Please print every record exactly as it stands, leaving out the pictures.

### THE DATA ###

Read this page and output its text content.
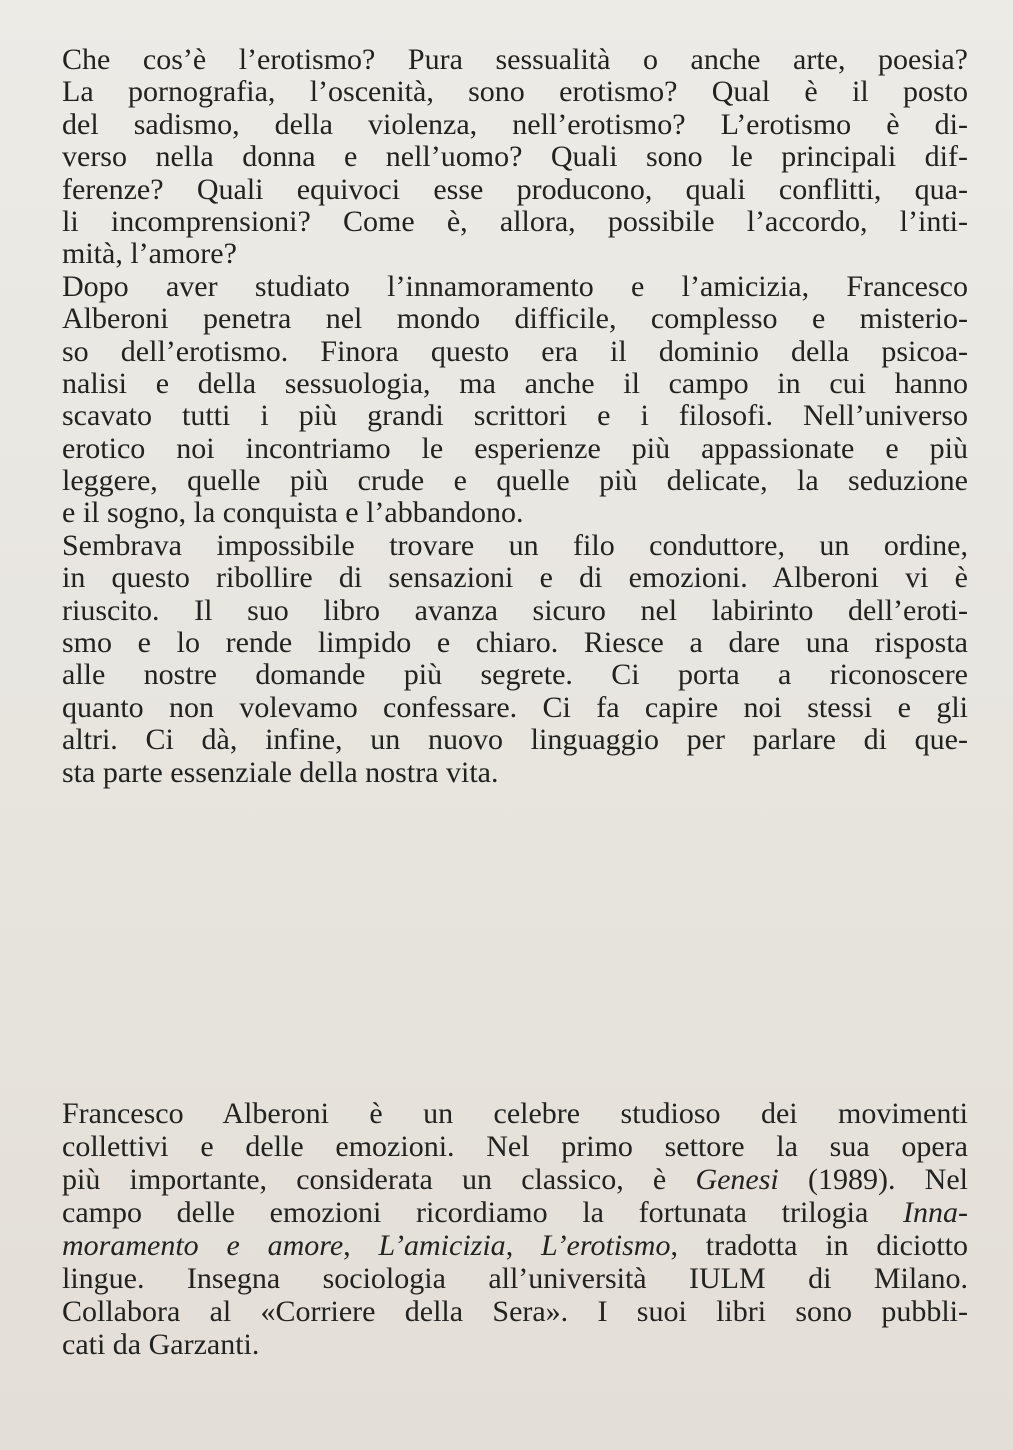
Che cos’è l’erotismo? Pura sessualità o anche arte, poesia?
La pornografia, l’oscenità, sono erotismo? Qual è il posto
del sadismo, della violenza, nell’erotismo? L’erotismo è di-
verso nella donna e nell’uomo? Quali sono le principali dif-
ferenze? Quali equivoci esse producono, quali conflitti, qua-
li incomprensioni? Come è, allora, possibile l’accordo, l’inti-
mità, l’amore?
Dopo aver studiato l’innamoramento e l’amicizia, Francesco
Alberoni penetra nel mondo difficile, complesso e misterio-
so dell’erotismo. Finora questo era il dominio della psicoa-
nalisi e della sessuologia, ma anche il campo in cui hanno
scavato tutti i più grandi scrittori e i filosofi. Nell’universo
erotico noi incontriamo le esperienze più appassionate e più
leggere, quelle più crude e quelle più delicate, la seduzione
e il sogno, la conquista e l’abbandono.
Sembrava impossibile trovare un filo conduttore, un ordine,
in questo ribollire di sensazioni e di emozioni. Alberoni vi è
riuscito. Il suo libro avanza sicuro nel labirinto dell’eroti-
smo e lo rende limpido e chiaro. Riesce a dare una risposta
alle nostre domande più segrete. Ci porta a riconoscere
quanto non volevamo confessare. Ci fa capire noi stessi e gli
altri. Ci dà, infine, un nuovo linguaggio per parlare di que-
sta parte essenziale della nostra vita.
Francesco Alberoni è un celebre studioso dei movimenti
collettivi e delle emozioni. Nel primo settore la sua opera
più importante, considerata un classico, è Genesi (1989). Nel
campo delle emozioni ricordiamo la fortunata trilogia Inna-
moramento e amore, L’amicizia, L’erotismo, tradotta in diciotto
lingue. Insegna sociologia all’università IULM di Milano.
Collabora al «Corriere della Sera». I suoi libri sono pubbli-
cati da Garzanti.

###

• ANSWER SPACE:
Read this page and output its text content.
Che cos’è l’erotismo? Pura sessualità o anche arte, poesia?
La pornografia, l’oscenità, sono erotismo? Qual è il posto
del sadismo, della violenza, nell’erotismo? L’erotismo è di-
verso nella donna e nell’uomo? Quali sono le principali dif-
ferenze? Quali equivoci esse producono, quali conflitti, qua-
li incomprensioni? Come è, allora, possibile l’accordo, l’inti-
mità, l’amore?
Dopo aver studiato l’innamoramento e l’amicizia, Francesco
Alberoni penetra nel mondo difficile, complesso e misterio-
so dell’erotismo. Finora questo era il dominio della psicoa-
nalisi e della sessuologia, ma anche il campo in cui hanno
scavato tutti i più grandi scrittori e i filosofi. Nell’universo
erotico noi incontriamo le esperienze più appassionate e più
leggere, quelle più crude e quelle più delicate, la seduzione
e il sogno, la conquista e l’abbandono.
Sembrava impossibile trovare un filo conduttore, un ordine,
in questo ribollire di sensazioni e di emozioni. Alberoni vi è
riuscito. Il suo libro avanza sicuro nel labirinto dell’eroti-
smo e lo rende limpido e chiaro. Riesce a dare una risposta
alle nostre domande più segrete. Ci porta a riconoscere
quanto non volevamo confessare. Ci fa capire noi stessi e gli
altri. Ci dà, infine, un nuovo linguaggio per parlare di que-
sta parte essenziale della nostra vita.
Francesco Alberoni è un celebre studioso dei movimenti
collettivi e delle emozioni. Nel primo settore la sua opera
più importante, considerata un classico, è Genesi (1989). Nel
campo delle emozioni ricordiamo la fortunata trilogia Inna-
moramento e amore, L’amicizia, L’erotismo, tradotta in diciotto
lingue. Insegna sociologia all’università IULM di Milano.
Collabora al «Corriere della Sera». I suoi libri sono pubbli-
cati da Garzanti.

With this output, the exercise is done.